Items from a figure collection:
+---+
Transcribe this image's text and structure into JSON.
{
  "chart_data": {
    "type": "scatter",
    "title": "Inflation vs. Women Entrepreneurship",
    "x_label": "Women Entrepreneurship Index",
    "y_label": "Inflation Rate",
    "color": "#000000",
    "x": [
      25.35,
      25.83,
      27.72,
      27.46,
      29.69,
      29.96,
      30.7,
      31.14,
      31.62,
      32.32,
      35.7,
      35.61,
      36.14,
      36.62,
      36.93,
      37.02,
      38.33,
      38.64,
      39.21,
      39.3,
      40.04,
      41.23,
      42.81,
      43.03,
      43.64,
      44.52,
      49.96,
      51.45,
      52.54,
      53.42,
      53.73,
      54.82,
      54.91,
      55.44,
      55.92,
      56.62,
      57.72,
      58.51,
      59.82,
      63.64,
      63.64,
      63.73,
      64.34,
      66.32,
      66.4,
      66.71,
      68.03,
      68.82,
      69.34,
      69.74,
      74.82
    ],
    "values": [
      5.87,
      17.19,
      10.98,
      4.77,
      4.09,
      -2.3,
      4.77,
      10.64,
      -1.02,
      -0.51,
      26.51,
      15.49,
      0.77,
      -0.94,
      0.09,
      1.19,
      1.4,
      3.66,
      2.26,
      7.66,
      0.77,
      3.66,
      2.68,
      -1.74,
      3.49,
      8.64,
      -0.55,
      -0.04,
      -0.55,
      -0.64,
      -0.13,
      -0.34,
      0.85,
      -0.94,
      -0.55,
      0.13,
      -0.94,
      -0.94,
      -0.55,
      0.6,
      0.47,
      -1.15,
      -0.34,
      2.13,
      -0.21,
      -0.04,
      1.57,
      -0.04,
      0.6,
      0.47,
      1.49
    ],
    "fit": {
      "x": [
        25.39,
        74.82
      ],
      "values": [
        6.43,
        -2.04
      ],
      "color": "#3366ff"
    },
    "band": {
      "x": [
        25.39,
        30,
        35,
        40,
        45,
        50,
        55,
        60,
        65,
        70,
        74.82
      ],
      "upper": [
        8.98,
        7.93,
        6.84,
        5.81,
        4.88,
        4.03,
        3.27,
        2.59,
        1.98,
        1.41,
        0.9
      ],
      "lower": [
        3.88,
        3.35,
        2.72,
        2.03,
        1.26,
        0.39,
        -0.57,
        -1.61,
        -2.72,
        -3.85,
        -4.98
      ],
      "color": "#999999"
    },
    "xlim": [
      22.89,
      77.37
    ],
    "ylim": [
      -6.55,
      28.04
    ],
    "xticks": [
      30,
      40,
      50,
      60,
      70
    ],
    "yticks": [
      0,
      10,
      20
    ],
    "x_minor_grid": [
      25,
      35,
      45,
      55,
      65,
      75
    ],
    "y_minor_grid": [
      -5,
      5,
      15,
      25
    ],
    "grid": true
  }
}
+---+
### Work to be completed:
Going through the data, tally the lines containing "Inflation" and report only the result.

### Full response:
2